==== DATA EXCERPTS ====
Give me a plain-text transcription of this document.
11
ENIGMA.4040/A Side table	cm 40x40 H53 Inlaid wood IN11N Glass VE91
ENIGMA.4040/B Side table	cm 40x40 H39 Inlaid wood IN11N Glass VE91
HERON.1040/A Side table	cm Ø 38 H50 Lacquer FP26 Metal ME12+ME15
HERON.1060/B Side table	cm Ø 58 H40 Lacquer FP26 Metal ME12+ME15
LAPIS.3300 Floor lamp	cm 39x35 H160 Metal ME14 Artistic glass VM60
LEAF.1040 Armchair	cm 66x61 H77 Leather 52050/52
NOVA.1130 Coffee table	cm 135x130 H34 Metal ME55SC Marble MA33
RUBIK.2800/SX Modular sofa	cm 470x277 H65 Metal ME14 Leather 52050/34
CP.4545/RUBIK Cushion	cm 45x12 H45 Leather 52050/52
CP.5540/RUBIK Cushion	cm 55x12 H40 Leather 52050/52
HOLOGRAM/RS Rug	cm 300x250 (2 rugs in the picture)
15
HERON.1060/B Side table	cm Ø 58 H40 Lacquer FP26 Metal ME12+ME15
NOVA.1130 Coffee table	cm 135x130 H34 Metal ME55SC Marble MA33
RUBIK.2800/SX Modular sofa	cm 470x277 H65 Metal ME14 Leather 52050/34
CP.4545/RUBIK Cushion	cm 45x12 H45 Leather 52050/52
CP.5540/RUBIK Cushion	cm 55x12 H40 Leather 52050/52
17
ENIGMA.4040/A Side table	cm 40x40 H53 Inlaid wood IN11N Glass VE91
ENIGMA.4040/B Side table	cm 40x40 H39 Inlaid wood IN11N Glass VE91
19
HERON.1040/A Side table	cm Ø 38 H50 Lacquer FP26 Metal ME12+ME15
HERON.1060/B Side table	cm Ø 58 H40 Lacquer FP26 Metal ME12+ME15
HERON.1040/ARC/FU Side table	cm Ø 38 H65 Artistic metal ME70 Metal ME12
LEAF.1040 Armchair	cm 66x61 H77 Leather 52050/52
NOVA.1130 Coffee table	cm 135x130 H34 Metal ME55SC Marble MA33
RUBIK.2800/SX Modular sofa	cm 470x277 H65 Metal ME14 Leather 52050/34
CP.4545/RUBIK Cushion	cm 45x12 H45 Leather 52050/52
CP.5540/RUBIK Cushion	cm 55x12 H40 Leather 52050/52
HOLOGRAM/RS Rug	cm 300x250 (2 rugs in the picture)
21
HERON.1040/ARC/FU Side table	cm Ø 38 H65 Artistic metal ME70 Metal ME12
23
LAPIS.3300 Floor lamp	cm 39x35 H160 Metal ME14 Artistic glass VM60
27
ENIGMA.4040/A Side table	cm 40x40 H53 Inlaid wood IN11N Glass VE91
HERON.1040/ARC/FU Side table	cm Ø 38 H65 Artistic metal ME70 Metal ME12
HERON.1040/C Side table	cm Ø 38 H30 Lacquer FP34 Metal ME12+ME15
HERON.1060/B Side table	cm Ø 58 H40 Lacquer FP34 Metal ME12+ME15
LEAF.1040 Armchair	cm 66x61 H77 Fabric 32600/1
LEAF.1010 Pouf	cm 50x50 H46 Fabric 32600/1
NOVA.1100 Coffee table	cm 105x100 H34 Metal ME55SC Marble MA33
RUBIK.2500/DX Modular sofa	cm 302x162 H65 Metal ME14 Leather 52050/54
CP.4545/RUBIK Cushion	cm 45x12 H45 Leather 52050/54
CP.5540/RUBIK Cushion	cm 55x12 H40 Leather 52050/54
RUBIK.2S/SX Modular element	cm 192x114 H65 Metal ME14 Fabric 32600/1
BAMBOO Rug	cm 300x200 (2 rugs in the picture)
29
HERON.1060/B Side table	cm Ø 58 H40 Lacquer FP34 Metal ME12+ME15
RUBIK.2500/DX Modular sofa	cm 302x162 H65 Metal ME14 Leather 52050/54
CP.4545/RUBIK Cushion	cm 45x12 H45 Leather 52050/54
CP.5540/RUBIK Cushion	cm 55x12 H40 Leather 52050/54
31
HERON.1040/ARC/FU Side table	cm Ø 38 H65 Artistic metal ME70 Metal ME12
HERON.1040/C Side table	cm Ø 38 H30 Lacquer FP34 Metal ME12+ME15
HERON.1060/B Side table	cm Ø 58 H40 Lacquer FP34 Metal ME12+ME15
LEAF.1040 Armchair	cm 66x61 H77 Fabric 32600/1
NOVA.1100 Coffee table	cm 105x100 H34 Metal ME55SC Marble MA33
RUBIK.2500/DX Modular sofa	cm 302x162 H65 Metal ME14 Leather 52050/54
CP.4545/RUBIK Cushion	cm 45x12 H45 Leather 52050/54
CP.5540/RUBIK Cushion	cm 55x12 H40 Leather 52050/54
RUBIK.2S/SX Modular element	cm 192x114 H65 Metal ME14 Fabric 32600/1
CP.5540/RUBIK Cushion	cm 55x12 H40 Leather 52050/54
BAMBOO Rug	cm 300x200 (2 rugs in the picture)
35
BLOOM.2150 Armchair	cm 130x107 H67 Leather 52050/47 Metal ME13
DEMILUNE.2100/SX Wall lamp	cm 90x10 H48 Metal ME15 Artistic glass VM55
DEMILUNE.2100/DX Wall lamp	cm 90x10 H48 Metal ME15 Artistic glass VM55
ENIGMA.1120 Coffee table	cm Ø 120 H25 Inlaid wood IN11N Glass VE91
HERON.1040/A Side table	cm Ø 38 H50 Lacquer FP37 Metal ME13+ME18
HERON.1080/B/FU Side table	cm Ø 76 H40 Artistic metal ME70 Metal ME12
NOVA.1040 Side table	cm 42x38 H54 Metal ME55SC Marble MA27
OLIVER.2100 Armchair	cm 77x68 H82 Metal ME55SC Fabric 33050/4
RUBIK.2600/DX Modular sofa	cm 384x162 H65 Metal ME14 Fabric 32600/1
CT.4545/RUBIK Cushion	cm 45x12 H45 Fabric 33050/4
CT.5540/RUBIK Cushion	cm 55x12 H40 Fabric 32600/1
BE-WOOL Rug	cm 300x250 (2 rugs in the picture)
====
Every record should be repeated exactly; please leave none out.

→ OUTPUT OF THE EXERCISE:
Give me a plain-text transcription of this document.
11
ENIGMA.4040/A Side table	cm 40x40 H53 Inlaid wood IN11N Glass VE91
ENIGMA.4040/B Side table	cm 40x40 H39 Inlaid wood IN11N Glass VE91
HERON.1040/A Side table	cm Ø 38 H50 Lacquer FP26 Metal ME12+ME15
HERON.1060/B Side table	cm Ø 58 H40 Lacquer FP26 Metal ME12+ME15
LAPIS.3300 Floor lamp	cm 39x35 H160 Metal ME14 Artistic glass VM60
LEAF.1040 Armchair	cm 66x61 H77 Leather 52050/52
NOVA.1130 Coffee table	cm 135x130 H34 Metal ME55SC Marble MA33
RUBIK.2800/SX Modular sofa	cm 470x277 H65 Metal ME14 Leather 52050/34
CP.4545/RUBIK Cushion	cm 45x12 H45 Leather 52050/52
CP.5540/RUBIK Cushion	cm 55x12 H40 Leather 52050/52
HOLOGRAM/RS Rug	cm 300x250 (2 rugs in the picture)
15
HERON.1060/B Side table	cm Ø 58 H40 Lacquer FP26 Metal ME12+ME15
NOVA.1130 Coffee table	cm 135x130 H34 Metal ME55SC Marble MA33
RUBIK.2800/SX Modular sofa	cm 470x277 H65 Metal ME14 Leather 52050/34
CP.4545/RUBIK Cushion	cm 45x12 H45 Leather 52050/52
CP.5540/RUBIK Cushion	cm 55x12 H40 Leather 52050/52
17
ENIGMA.4040/A Side table	cm 40x40 H53 Inlaid wood IN11N Glass VE91
ENIGMA.4040/B Side table	cm 40x40 H39 Inlaid wood IN11N Glass VE91
19
HERON.1040/A Side table	cm Ø 38 H50 Lacquer FP26 Metal ME12+ME15
HERON.1060/B Side table	cm Ø 58 H40 Lacquer FP26 Metal ME12+ME15
HERON.1040/ARC/FU Side table	cm Ø 38 H65 Artistic metal ME70 Metal ME12
LEAF.1040 Armchair	cm 66x61 H77 Leather 52050/52
NOVA.1130 Coffee table	cm 135x130 H34 Metal ME55SC Marble MA33
RUBIK.2800/SX Modular sofa	cm 470x277 H65 Metal ME14 Leather 52050/34
CP.4545/RUBIK Cushion	cm 45x12 H45 Leather 52050/52
CP.5540/RUBIK Cushion	cm 55x12 H40 Leather 52050/52
HOLOGRAM/RS Rug	cm 300x250 (2 rugs in the picture)
21
HERON.1040/ARC/FU Side table	cm Ø 38 H65 Artistic metal ME70 Metal ME12
23
LAPIS.3300 Floor lamp	cm 39x35 H160 Metal ME14 Artistic glass VM60
27
ENIGMA.4040/A Side table	cm 40x40 H53 Inlaid wood IN11N Glass VE91
HERON.1040/ARC/FU Side table	cm Ø 38 H65 Artistic metal ME70 Metal ME12
HERON.1040/C Side table	cm Ø 38 H30 Lacquer FP34 Metal ME12+ME15
HERON.1060/B Side table	cm Ø 58 H40 Lacquer FP34 Metal ME12+ME15
LEAF.1040 Armchair	cm 66x61 H77 Fabric 32600/1
LEAF.1010 Pouf	cm 50x50 H46 Fabric 32600/1
NOVA.1100 Coffee table	cm 105x100 H34 Metal ME55SC Marble MA33
RUBIK.2500/DX Modular sofa	cm 302x162 H65 Metal ME14 Leather 52050/54
CP.4545/RUBIK Cushion	cm 45x12 H45 Leather 52050/54
CP.5540/RUBIK Cushion	cm 55x12 H40 Leather 52050/54
RUBIK.2S/SX Modular element	cm 192x114 H65 Metal ME14 Fabric 32600/1
BAMBOO Rug	cm 300x200 (2 rugs in the picture)
29
HERON.1060/B Side table	cm Ø 58 H40 Lacquer FP34 Metal ME12+ME15
RUBIK.2500/DX Modular sofa	cm 302x162 H65 Metal ME14 Leather 52050/54
CP.4545/RUBIK Cushion	cm 45x12 H45 Leather 52050/54
CP.5540/RUBIK Cushion	cm 55x12 H40 Leather 52050/54
31
HERON.1040/ARC/FU Side table	cm Ø 38 H65 Artistic metal ME70 Metal ME12
HERON.1040/C Side table	cm Ø 38 H30 Lacquer FP34 Metal ME12+ME15
HERON.1060/B Side table	cm Ø 58 H40 Lacquer FP34 Metal ME12+ME15
LEAF.1040 Armchair	cm 66x61 H77 Fabric 32600/1
NOVA.1100 Coffee table	cm 105x100 H34 Metal ME55SC Marble MA33
RUBIK.2500/DX Modular sofa	cm 302x162 H65 Metal ME14 Leather 52050/54
CP.4545/RUBIK Cushion	cm 45x12 H45 Leather 52050/54
CP.5540/RUBIK Cushion	cm 55x12 H40 Leather 52050/54
RUBIK.2S/SX Modular element	cm 192x114 H65 Metal ME14 Fabric 32600/1
CP.5540/RUBIK Cushion	cm 55x12 H40 Leather 52050/54
BAMBOO Rug	cm 300x200 (2 rugs in the picture)
35
BLOOM.2150 Armchair	cm 130x107 H67 Leather 52050/47 Metal ME13
DEMILUNE.2100/SX Wall lamp	cm 90x10 H48 Metal ME15 Artistic glass VM55
DEMILUNE.2100/DX Wall lamp	cm 90x10 H48 Metal ME15 Artistic glass VM55
ENIGMA.1120 Coffee table	cm Ø 120 H25 Inlaid wood IN11N Glass VE91
HERON.1040/A Side table	cm Ø 38 H50 Lacquer FP37 Metal ME13+ME18
HERON.1080/B/FU Side table	cm Ø 76 H40 Artistic metal ME70 Metal ME12
NOVA.1040 Side table	cm 42x38 H54 Metal ME55SC Marble MA27
OLIVER.2100 Armchair	cm 77x68 H82 Metal ME55SC Fabric 33050/4
RUBIK.2600/DX Modular sofa	cm 384x162 H65 Metal ME14 Fabric 32600/1
CT.4545/RUBIK Cushion	cm 45x12 H45 Fabric 33050/4
CT.5540/RUBIK Cushion	cm 55x12 H40 Fabric 32600/1
BE-WOOL Rug	cm 300x250 (2 rugs in the picture)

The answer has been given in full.